Exercise details - Lines containing the word "personlighet" are to be located and copied.

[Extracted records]

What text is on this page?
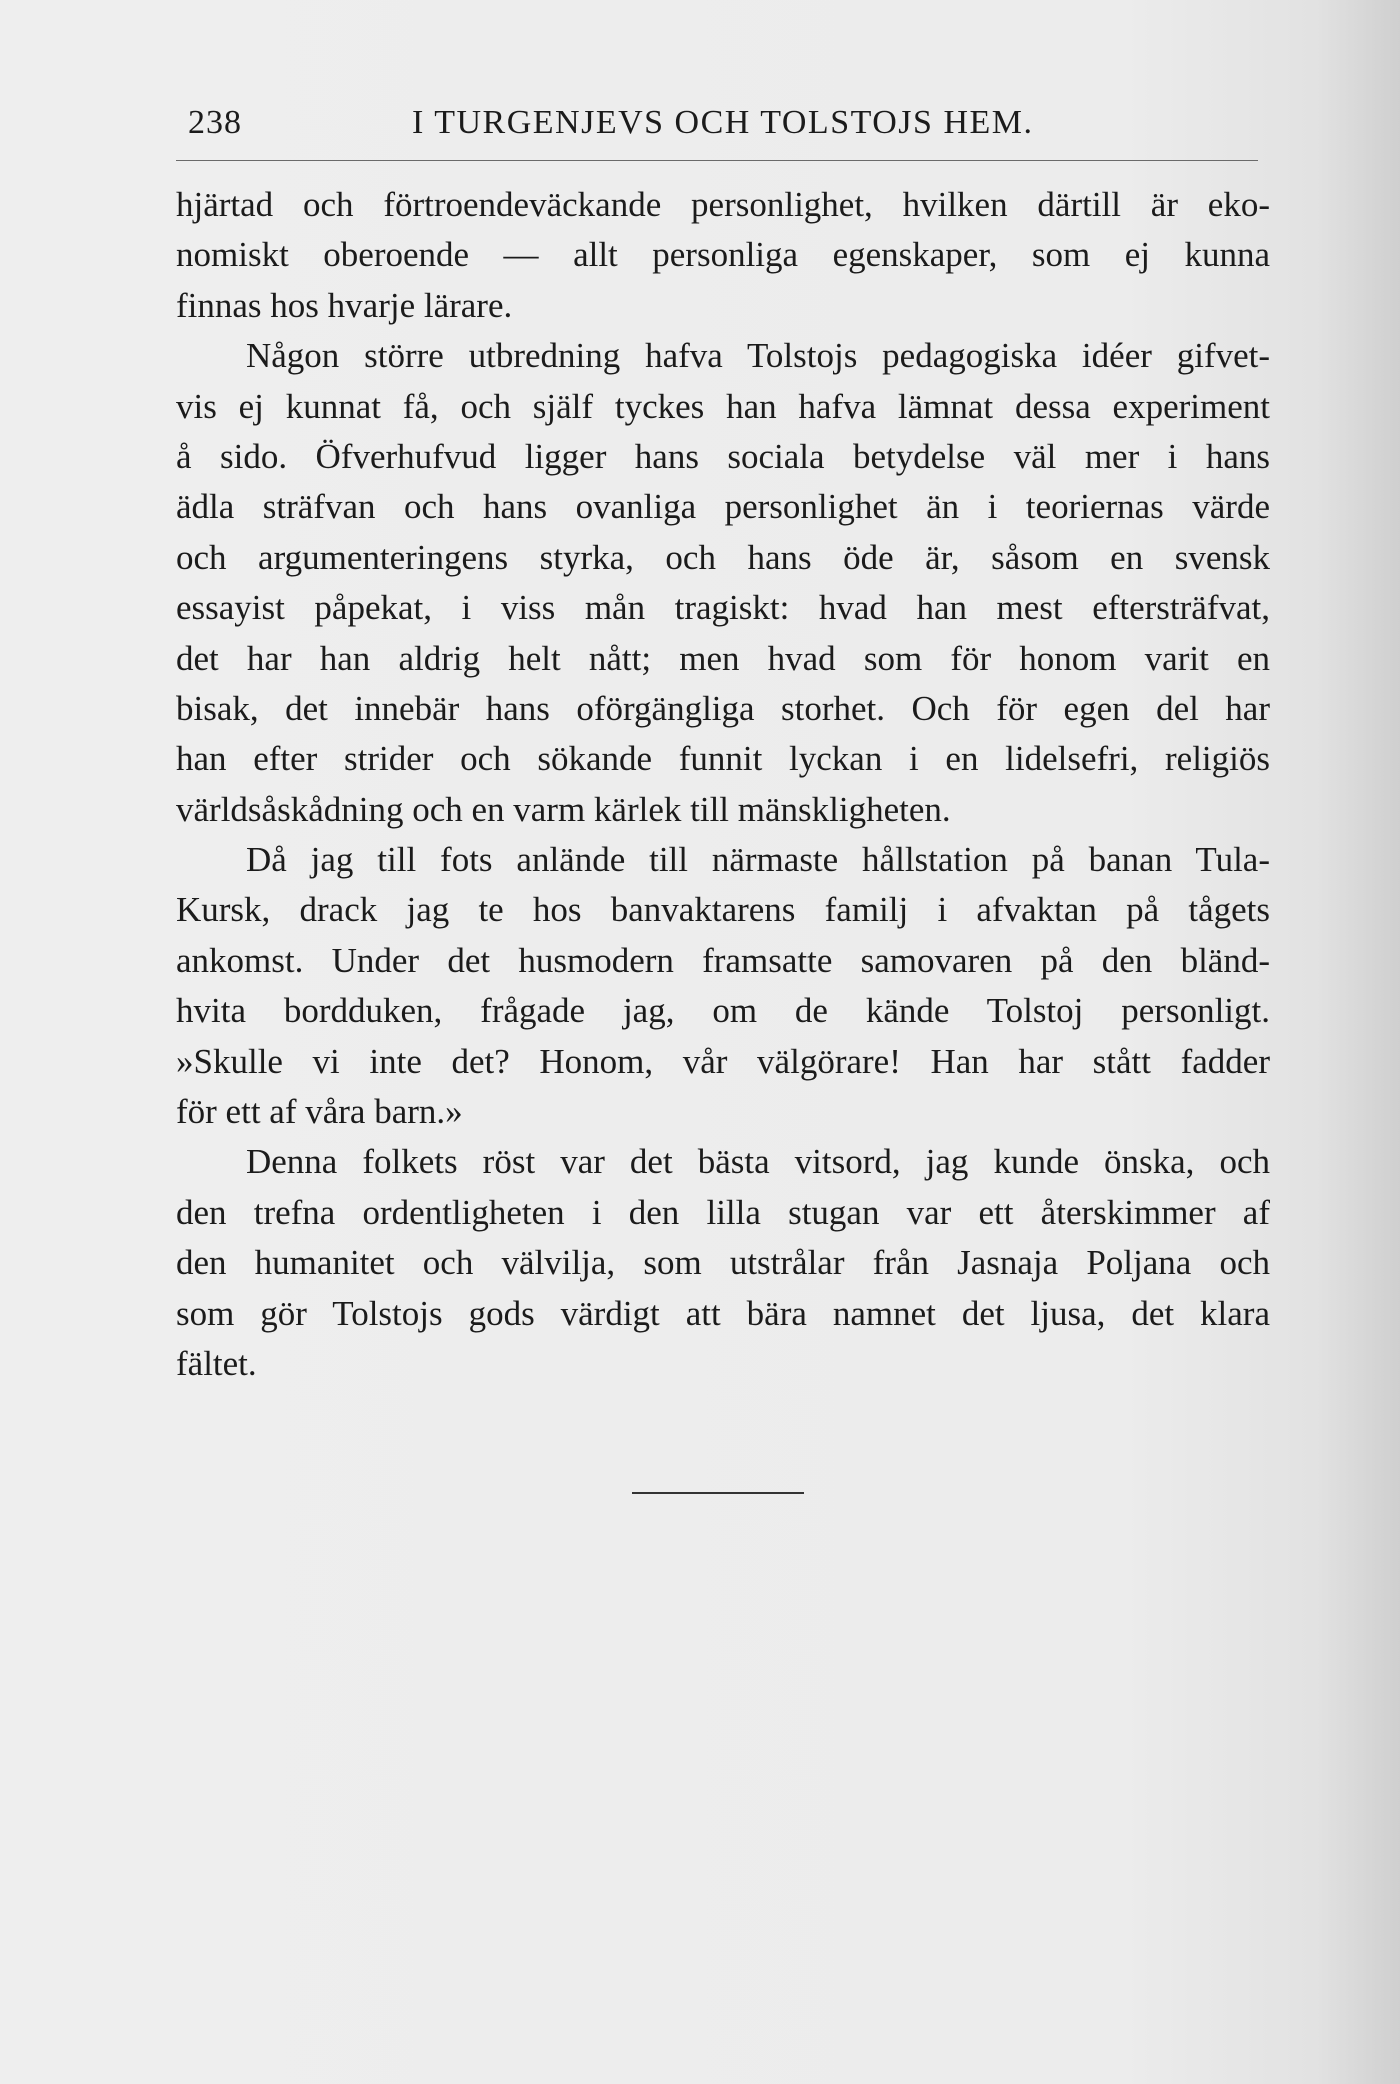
238	I TURGENJEVS OCH TOLSTOJS HEM.
hjärtad och förtroendeväckande personlighet, hvilken därtill är eko-
nomiskt oberoende — allt personliga egenskaper, som ej kunna
finnas hos hvarje lärare.
Någon större utbredning hafva Tolstojs pedagogiska idéer gifvet-
vis ej kunnat få, och själf tyckes han hafva lämnat dessa experiment
å sido. Öfverhufvud ligger hans sociala betydelse väl mer i hans
ädla sträfvan och hans ovanliga personlighet än i teoriernas värde
och argumenteringens styrka, och hans öde är, såsom en svensk
essayist påpekat, i viss mån tragiskt: hvad han mest eftersträfvat,
det har han aldrig helt nått; men hvad som för honom varit en
bisak, det innebär hans oförgängliga storhet. Och för egen del har
han efter strider och sökande funnit lyckan i en lidelsefri, religiös
världsåskådning och en varm kärlek till mänskligheten.
Då jag till fots anlände till närmaste hållstation på banan Tula-
Kursk, drack jag te hos banvaktarens familj i afvaktan på tågets
ankomst. Under det husmodern framsatte samovaren på den bländ-
hvita bordduken, frågade jag, om de kände Tolstoj personligt.
»Skulle vi inte det? Honom, vår välgörare! Han har stått fadder
för ett af våra barn.»
Denna folkets röst var det bästa vitsord, jag kunde önska, och
den trefna ordentligheten i den lilla stugan var ett återskimmer af
den humanitet och välvilja, som utstrålar från Jasnaja Poljana och
som gör Tolstojs gods värdigt att bära namnet det ljusa, det klara
fältet.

Task response -
hjärtad och förtroendeväckande personlighet, hvilken därtill är eko-
ädla sträfvan och hans ovanliga personlighet än i teoriernas värde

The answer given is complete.